Copy nothing but the text: reproduce each line of the listing exactly and leave the pictures out.

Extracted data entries
╭──

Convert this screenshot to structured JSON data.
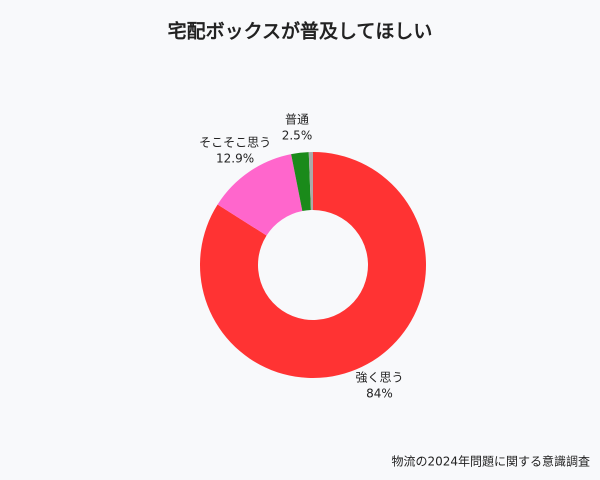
{
  "chart_data": {
    "type": "donut",
    "title": "宅配ボックスが普及してほしい",
    "categories": [
      "強く思う",
      "そこそこ思う",
      "普通",
      null
    ],
    "values": [
      84,
      12.9,
      2.5,
      0.6
    ],
    "value_labels": [
      "84%",
      "12.9%",
      "2.5%",
      null
    ],
    "colors": [
      "#ff3333",
      "#ff66cc",
      "#1a8a1a",
      "#aaaaaa"
    ],
    "source": "物流の2024年問題に関する意識調査"
  }
}
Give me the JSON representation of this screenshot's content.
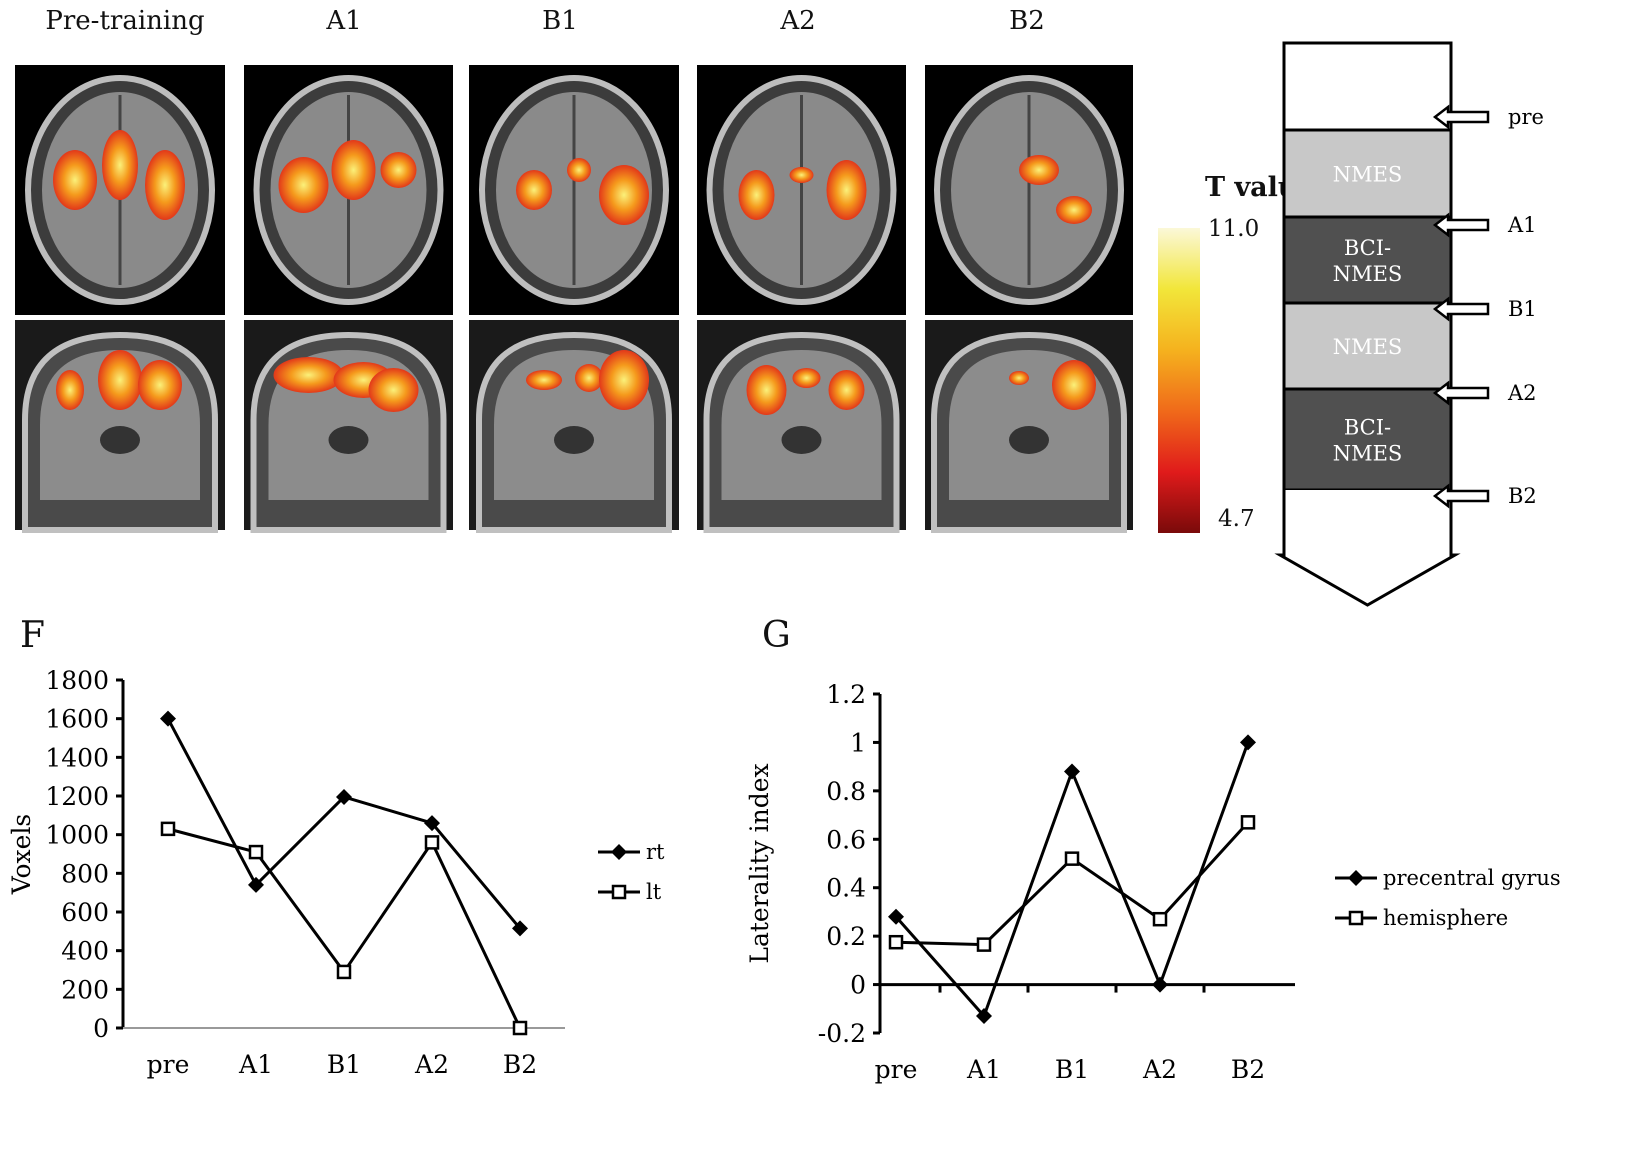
{
  "columns": [
    "Pre-training",
    "A1",
    "B1",
    "A2",
    "B2"
  ],
  "colorbar": {
    "title": "T value",
    "max": "11.0",
    "min": "4.7",
    "colors": [
      "#7a0a0a",
      "#e01b1b",
      "#f06a1a",
      "#f5b21e",
      "#f2e63a",
      "#fbf8d8"
    ]
  },
  "timeline": {
    "blocks": [
      {
        "label": "",
        "fill": "#ffffff",
        "text_color": "#111111"
      },
      {
        "label": "NMES",
        "fill": "#c8c8c8",
        "text_color": "#ffffff"
      },
      {
        "label": "BCI-\nNMES",
        "fill": "#505050",
        "text_color": "#ffffff"
      },
      {
        "label": "NMES",
        "fill": "#c8c8c8",
        "text_color": "#ffffff"
      },
      {
        "label": "BCI-\nNMES",
        "fill": "#505050",
        "text_color": "#ffffff"
      }
    ],
    "markers": [
      "pre",
      "A1",
      "B1",
      "A2",
      "B2"
    ]
  },
  "chart_data": [
    {
      "panel": "F",
      "type": "line",
      "categories": [
        "pre",
        "A1",
        "B1",
        "A2",
        "B2"
      ],
      "ylabel": "Voxels",
      "ylim": [
        0,
        1800
      ],
      "yticks": [
        "0",
        "200",
        "400",
        "600",
        "800",
        "1000",
        "1200",
        "1400",
        "1600",
        "1800"
      ],
      "legend": "right",
      "series": [
        {
          "name": "rt",
          "marker": "filled-diamond",
          "values": [
            1600,
            740,
            1195,
            1060,
            515
          ]
        },
        {
          "name": "lt",
          "marker": "open-square",
          "values": [
            1030,
            910,
            290,
            960,
            0
          ]
        }
      ]
    },
    {
      "panel": "G",
      "type": "line",
      "categories": [
        "pre",
        "A1",
        "B1",
        "A2",
        "B2"
      ],
      "ylabel": "Laterality index",
      "ylim": [
        -0.2,
        1.2
      ],
      "yticks": [
        "-0.2",
        "0",
        "0.2",
        "0.4",
        "0.6",
        "0.8",
        "1",
        "1.2"
      ],
      "legend": "right",
      "series": [
        {
          "name": "precentral gyrus",
          "marker": "filled-diamond",
          "values": [
            0.28,
            -0.13,
            0.88,
            0.0,
            1.0
          ]
        },
        {
          "name": "hemisphere",
          "marker": "open-square",
          "values": [
            0.175,
            0.165,
            0.52,
            0.27,
            0.67
          ]
        }
      ]
    }
  ]
}
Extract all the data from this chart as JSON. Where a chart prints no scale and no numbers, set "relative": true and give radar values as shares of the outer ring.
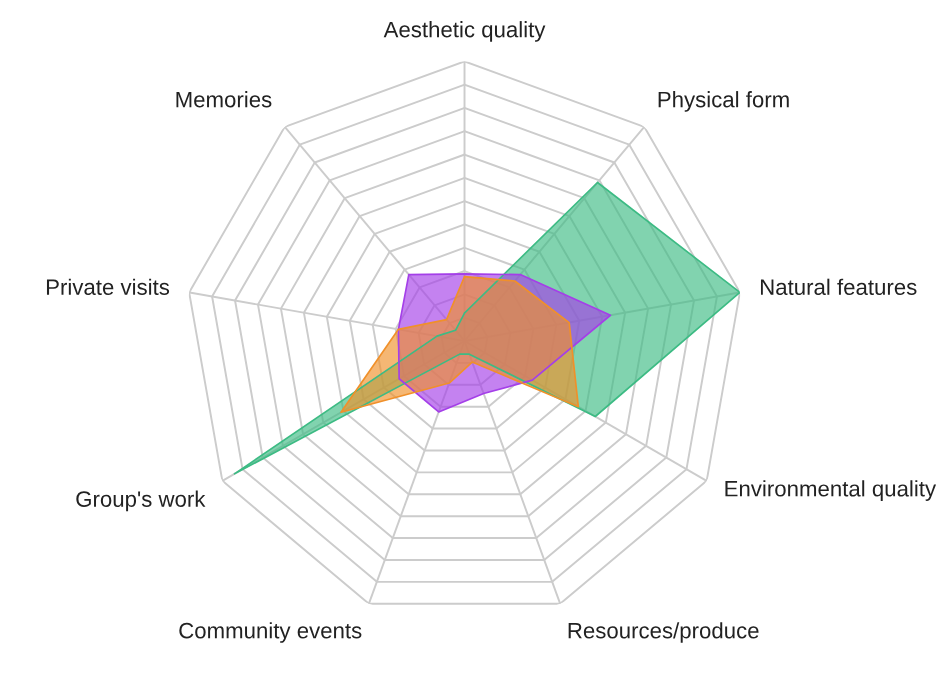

╰──

## Exercise answer:
Convert this screenshot to structured JSON data.
{
  "chart_data": {
    "type": "donut",
    "title": "宅配ボックスが普及してほしい",
    "categories": [
      "強く思う",
      "そこそこ思う",
      "普通",
      null
    ],
    "values": [
      84,
      12.9,
      2.5,
      0.6
    ],
    "value_labels": [
      "84%",
      "12.9%",
      "2.5%",
      null
    ],
    "colors": [
      "#ff3333",
      "#ff66cc",
      "#1a8a1a",
      "#aaaaaa"
    ],
    "source": "物流の2024年問題に関する意識調査"
  }
}
Give me the JSON representation of this screenshot's content.
{
  "columns": [
    "Pre-training",
    "A1",
    "B1",
    "A2",
    "B2"
  ],
  "colorbar": {
    "title": "T value",
    "max": "11.0",
    "min": "4.7",
    "colors": [
      "#7a0a0a",
      "#e01b1b",
      "#f06a1a",
      "#f5b21e",
      "#f2e63a",
      "#fbf8d8"
    ]
  },
  "timeline": {
    "blocks": [
      {
        "label": "",
        "fill": "#ffffff",
        "text_color": "#111111"
      },
      {
        "label": "NMES",
        "fill": "#c8c8c8",
        "text_color": "#ffffff"
      },
      {
        "label": "BCI-\nNMES",
        "fill": "#505050",
        "text_color": "#ffffff"
      },
      {
        "label": "NMES",
        "fill": "#c8c8c8",
        "text_color": "#ffffff"
      },
      {
        "label": "BCI-\nNMES",
        "fill": "#505050",
        "text_color": "#ffffff"
      }
    ],
    "markers": [
      "pre",
      "A1",
      "B1",
      "A2",
      "B2"
    ]
  },
  "chart_data": [
    {
      "panel": "F",
      "type": "line",
      "categories": [
        "pre",
        "A1",
        "B1",
        "A2",
        "B2"
      ],
      "ylabel": "Voxels",
      "ylim": [
        0,
        1800
      ],
      "yticks": [
        "0",
        "200",
        "400",
        "600",
        "800",
        "1000",
        "1200",
        "1400",
        "1600",
        "1800"
      ],
      "legend": "right",
      "series": [
        {
          "name": "rt",
          "marker": "filled-diamond",
          "values": [
            1600,
            740,
            1195,
            1060,
            515
          ]
        },
        {
          "name": "lt",
          "marker": "open-square",
          "values": [
            1030,
            910,
            290,
            960,
            0
          ]
        }
      ]
    },
    {
      "panel": "G",
      "type": "line",
      "categories": [
        "pre",
        "A1",
        "B1",
        "A2",
        "B2"
      ],
      "ylabel": "Laterality index",
      "ylim": [
        -0.2,
        1.2
      ],
      "yticks": [
        "-0.2",
        "0",
        "0.2",
        "0.4",
        "0.6",
        "0.8",
        "1",
        "1.2"
      ],
      "legend": "right",
      "series": [
        {
          "name": "precentral gyrus",
          "marker": "filled-diamond",
          "values": [
            0.28,
            -0.13,
            0.88,
            0.0,
            1.0
          ]
        },
        {
          "name": "hemisphere",
          "marker": "open-square",
          "values": [
            0.175,
            0.165,
            0.52,
            0.27,
            0.67
          ]
        }
      ]
    }
  ]
}
Extract all the data from this chart as JSON. Where a chart prints no scale and no numbers, set "relative": true and give radar values as shares of the outer ring.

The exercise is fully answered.